Description of the task: All of the data that follows should be retyped exactly, please, except the pictures.

--- START OF Dataset content ---

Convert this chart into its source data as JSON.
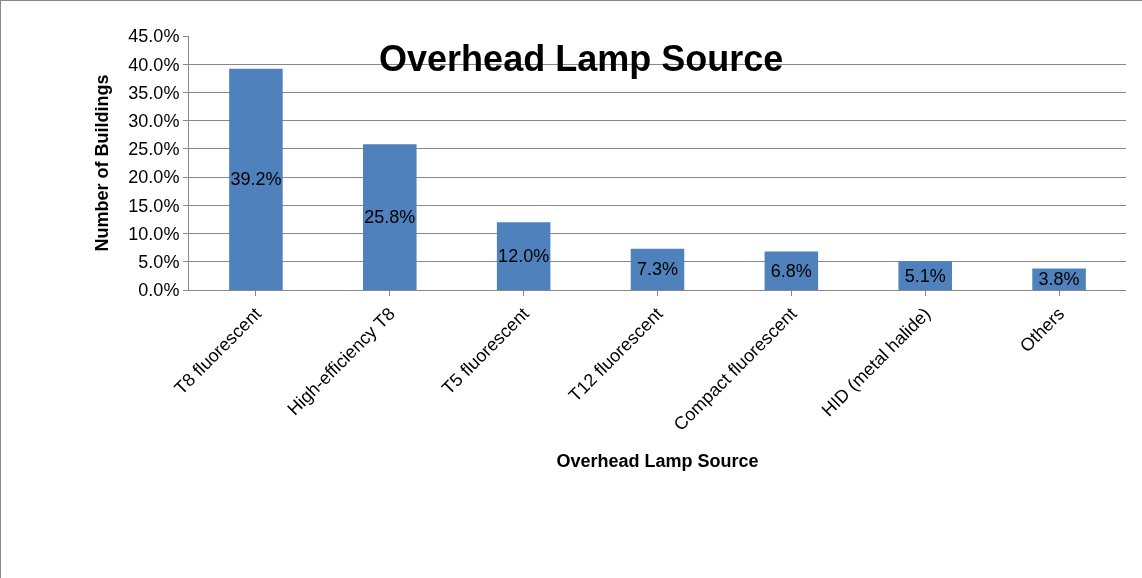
{
  "chart_data": {
    "type": "bar",
    "title": "Overhead Lamp Source",
    "xlabel": "Overhead Lamp Source",
    "ylabel": "Number of Buildings",
    "categories": [
      "T8 fluorescent",
      "High-efficiency T8",
      "T5 fluorescent",
      "T12 fluorescent",
      "Compact fluorescent",
      "HID (metal halide)",
      "Others"
    ],
    "values": [
      39.2,
      25.8,
      12.0,
      7.3,
      6.8,
      5.1,
      3.8
    ],
    "value_labels": [
      "39.2%",
      "25.8%",
      "12.0%",
      "7.3%",
      "6.8%",
      "5.1%",
      "3.8%"
    ],
    "color": "#4f81bd",
    "ylim": [
      0,
      45
    ],
    "yticks": [
      {
        "value": 0,
        "label": "0.0%"
      },
      {
        "value": 5,
        "label": "5.0%"
      },
      {
        "value": 10,
        "label": "10.0%"
      },
      {
        "value": 15,
        "label": "15.0%"
      },
      {
        "value": 20,
        "label": "20.0%"
      },
      {
        "value": 25,
        "label": "25.0%"
      },
      {
        "value": 30,
        "label": "30.0%"
      },
      {
        "value": 35,
        "label": "35.0%"
      },
      {
        "value": 40,
        "label": "40.0%"
      },
      {
        "value": 45,
        "label": "45.0%"
      }
    ],
    "grid": "y"
  }
}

--- END OF Dataset content ---

Result of the task:
Convert this chart into its source data as JSON.
{
  "chart_data": {
    "type": "bar",
    "title": "Overhead Lamp Source",
    "xlabel": "Overhead Lamp Source",
    "ylabel": "Number of Buildings",
    "categories": [
      "T8 fluorescent",
      "High-efficiency T8",
      "T5 fluorescent",
      "T12 fluorescent",
      "Compact fluorescent",
      "HID (metal halide)",
      "Others"
    ],
    "values": [
      39.2,
      25.8,
      12.0,
      7.3,
      6.8,
      5.1,
      3.8
    ],
    "value_labels": [
      "39.2%",
      "25.8%",
      "12.0%",
      "7.3%",
      "6.8%",
      "5.1%",
      "3.8%"
    ],
    "color": "#4f81bd",
    "ylim": [
      0,
      45
    ],
    "yticks": [
      {
        "value": 0,
        "label": "0.0%"
      },
      {
        "value": 5,
        "label": "5.0%"
      },
      {
        "value": 10,
        "label": "10.0%"
      },
      {
        "value": 15,
        "label": "15.0%"
      },
      {
        "value": 20,
        "label": "20.0%"
      },
      {
        "value": 25,
        "label": "25.0%"
      },
      {
        "value": 30,
        "label": "30.0%"
      },
      {
        "value": 35,
        "label": "35.0%"
      },
      {
        "value": 40,
        "label": "40.0%"
      },
      {
        "value": 45,
        "label": "45.0%"
      }
    ],
    "grid": "y"
  }
}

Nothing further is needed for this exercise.